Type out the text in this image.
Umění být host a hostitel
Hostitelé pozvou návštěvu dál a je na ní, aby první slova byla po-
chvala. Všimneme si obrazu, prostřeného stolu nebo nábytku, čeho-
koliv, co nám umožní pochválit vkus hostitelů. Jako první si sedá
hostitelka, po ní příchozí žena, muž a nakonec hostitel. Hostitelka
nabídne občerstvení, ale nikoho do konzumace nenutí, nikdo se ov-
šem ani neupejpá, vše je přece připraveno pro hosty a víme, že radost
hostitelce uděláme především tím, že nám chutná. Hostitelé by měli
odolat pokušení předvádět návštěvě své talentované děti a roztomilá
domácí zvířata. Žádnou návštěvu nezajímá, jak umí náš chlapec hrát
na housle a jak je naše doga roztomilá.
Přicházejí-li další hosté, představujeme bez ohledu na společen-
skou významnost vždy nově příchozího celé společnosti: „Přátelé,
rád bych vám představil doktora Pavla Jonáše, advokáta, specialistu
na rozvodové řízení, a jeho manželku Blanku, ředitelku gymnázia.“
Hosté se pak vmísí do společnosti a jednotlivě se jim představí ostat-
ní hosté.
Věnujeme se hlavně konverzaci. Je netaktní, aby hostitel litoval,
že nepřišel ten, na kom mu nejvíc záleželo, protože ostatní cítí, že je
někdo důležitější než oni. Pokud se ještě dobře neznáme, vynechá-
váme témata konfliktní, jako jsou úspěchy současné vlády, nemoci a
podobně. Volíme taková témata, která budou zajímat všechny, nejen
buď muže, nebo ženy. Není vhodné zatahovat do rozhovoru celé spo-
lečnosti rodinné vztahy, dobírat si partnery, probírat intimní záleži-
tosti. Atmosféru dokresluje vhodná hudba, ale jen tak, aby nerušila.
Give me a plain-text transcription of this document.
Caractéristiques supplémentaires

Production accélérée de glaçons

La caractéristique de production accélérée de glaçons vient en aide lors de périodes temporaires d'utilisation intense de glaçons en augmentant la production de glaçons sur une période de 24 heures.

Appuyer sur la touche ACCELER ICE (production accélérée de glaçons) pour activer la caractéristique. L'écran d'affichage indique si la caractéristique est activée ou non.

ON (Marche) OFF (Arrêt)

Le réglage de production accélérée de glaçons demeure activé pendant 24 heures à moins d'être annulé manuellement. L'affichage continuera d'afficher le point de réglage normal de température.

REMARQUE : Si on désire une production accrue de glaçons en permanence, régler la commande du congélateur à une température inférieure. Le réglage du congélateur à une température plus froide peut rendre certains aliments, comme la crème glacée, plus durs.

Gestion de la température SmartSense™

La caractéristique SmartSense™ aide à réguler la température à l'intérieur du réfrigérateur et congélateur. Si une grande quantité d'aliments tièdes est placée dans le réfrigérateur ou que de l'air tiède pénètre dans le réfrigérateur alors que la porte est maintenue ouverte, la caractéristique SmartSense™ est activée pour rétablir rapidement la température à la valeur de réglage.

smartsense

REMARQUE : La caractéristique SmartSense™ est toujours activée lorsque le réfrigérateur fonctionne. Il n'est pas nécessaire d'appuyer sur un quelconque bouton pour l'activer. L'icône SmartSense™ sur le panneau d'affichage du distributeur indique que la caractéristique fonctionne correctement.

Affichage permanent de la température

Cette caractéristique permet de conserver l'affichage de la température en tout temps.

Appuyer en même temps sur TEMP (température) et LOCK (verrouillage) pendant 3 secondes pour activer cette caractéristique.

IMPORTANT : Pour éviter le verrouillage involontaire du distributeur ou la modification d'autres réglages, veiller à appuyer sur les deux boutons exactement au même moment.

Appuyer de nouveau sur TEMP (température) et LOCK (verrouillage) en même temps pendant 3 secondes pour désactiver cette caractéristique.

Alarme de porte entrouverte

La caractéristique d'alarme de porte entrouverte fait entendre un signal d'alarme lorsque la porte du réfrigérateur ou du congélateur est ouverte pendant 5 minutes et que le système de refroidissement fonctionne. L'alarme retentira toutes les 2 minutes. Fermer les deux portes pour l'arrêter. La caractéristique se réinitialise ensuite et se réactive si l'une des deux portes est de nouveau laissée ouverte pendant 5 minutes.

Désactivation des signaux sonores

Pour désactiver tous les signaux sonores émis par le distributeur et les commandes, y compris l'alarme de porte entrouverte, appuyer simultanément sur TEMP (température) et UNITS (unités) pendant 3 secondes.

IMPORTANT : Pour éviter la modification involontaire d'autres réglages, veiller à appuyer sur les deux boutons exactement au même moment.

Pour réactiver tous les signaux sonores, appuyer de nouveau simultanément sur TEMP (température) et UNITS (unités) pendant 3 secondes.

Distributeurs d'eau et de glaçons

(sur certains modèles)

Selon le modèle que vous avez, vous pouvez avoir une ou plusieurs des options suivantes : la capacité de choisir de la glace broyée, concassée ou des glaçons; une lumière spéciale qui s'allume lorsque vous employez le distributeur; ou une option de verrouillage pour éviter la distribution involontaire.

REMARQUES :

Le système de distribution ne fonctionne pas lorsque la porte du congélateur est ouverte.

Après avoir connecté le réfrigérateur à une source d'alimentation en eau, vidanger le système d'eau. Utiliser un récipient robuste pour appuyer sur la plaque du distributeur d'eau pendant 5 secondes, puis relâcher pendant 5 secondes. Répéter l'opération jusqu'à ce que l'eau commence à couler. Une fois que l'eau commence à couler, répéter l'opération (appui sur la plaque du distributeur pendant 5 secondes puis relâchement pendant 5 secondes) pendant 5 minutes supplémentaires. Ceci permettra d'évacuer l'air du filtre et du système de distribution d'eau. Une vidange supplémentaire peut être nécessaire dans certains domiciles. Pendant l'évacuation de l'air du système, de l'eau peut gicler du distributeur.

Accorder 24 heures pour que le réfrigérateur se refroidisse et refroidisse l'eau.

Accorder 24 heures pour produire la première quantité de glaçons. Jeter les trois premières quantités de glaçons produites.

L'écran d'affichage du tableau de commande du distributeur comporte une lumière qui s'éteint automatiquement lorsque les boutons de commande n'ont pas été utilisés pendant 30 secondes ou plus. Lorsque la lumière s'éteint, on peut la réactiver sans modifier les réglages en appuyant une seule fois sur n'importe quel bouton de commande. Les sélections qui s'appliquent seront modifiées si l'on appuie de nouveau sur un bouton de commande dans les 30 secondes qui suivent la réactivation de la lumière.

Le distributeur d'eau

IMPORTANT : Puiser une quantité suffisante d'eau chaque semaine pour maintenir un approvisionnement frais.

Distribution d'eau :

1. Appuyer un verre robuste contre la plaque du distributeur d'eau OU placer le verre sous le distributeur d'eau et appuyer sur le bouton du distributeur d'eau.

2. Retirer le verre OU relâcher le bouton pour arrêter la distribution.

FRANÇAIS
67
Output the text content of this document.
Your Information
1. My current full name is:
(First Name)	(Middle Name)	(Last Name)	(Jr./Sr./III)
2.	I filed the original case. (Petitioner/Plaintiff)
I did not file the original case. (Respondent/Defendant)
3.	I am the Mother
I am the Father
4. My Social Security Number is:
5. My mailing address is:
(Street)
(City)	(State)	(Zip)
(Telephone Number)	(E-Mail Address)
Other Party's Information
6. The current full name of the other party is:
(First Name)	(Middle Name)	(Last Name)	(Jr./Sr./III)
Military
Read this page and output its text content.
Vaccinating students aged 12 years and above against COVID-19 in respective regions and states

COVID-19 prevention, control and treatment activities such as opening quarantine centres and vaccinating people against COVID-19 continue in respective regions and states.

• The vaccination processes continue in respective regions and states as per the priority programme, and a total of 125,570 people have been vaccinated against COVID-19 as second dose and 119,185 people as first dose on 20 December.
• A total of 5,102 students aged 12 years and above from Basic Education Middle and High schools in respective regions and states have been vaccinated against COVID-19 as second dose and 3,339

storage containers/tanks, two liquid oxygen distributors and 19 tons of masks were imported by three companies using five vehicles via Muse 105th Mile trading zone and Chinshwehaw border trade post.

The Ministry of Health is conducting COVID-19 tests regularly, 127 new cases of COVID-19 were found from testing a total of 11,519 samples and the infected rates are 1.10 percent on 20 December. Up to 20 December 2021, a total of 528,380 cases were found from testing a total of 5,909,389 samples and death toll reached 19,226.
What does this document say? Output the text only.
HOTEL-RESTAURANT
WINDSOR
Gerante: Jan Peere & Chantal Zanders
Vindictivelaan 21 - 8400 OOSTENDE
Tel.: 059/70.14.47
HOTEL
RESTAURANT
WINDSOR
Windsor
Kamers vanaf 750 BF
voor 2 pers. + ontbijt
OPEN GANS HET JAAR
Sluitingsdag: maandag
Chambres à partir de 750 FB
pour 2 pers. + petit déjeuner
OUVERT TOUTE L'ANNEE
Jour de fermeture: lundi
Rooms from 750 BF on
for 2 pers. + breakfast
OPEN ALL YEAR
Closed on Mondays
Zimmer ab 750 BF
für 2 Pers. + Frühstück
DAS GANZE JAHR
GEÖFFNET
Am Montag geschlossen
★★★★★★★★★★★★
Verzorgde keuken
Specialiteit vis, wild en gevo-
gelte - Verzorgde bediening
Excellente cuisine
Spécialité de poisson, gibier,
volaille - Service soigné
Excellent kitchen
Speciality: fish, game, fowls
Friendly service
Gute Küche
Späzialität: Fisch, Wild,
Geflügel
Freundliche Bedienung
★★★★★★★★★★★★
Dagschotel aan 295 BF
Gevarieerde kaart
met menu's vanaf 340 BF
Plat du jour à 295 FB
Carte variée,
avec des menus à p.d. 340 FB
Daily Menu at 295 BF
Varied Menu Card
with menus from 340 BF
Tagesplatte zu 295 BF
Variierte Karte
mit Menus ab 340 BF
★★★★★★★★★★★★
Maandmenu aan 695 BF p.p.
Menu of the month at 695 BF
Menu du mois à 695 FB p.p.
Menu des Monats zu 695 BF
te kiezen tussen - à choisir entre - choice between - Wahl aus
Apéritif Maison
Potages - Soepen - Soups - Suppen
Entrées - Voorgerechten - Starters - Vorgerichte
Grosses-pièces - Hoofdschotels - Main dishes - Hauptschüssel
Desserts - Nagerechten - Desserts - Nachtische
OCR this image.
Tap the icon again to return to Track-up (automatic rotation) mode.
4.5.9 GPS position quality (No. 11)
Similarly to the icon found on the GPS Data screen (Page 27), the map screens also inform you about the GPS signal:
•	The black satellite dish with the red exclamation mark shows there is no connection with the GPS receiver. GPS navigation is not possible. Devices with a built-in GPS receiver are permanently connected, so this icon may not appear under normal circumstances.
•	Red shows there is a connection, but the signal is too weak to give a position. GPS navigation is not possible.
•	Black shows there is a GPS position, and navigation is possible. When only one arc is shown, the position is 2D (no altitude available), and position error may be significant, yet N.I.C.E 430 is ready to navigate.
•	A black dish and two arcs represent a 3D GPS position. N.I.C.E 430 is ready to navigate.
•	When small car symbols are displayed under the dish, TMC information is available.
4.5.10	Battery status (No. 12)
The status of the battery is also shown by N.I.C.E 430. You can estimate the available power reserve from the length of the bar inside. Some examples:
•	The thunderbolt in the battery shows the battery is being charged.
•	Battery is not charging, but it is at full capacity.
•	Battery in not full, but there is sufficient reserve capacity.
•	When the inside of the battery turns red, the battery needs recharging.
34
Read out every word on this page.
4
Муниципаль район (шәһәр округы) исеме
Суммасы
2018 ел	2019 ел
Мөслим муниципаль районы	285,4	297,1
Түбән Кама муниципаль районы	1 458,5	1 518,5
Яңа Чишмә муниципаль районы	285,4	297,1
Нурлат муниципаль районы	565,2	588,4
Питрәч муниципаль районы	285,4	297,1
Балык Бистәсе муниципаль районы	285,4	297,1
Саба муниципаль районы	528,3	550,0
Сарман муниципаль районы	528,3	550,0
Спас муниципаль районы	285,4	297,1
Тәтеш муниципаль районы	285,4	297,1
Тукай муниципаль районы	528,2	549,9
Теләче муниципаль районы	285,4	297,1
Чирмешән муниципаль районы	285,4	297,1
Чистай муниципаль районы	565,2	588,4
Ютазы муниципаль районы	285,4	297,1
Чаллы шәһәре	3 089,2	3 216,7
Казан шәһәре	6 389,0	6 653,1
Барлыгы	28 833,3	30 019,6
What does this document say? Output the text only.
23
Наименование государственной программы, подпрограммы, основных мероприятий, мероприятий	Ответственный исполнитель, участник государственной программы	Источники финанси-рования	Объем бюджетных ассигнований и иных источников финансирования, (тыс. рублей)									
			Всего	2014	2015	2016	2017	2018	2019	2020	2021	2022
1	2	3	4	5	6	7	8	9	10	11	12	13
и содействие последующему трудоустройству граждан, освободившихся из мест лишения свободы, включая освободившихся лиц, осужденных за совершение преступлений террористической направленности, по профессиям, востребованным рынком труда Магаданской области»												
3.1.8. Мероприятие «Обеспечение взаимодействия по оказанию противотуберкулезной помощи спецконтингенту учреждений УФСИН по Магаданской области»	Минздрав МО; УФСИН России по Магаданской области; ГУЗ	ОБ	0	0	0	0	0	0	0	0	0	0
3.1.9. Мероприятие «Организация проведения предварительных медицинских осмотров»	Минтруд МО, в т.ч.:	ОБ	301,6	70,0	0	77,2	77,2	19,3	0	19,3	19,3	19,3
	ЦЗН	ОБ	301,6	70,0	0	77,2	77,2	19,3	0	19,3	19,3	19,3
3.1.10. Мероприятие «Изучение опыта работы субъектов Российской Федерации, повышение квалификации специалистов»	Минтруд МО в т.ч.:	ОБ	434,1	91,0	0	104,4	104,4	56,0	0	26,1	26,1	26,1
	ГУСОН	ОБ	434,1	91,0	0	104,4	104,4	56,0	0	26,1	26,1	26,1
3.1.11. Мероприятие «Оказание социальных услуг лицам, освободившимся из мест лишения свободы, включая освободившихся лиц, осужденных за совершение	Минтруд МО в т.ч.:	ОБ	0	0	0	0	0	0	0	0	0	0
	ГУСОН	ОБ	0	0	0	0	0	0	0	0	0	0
..............................
_Objective_: Search the data above for the word "December", then gather each line in which it appears.

_Solution to this exercise_:
• The vaccination processes continue in respective regions and states as per the priority programme, and a total of 125,570 people have been vaccinated against COVID-19 as second dose and 119,185 people as first dose on 20 December.
The Ministry of Health is conducting COVID-19 tests regularly, 127 new cases of COVID-19 were found from testing a total of 11,519 samples and the infected rates are 1.10 percent on 20 December. Up to 20 December 2021, a total of 528,380 cases were found from testing a total of 5,909,389 samples and death toll reached 19,226.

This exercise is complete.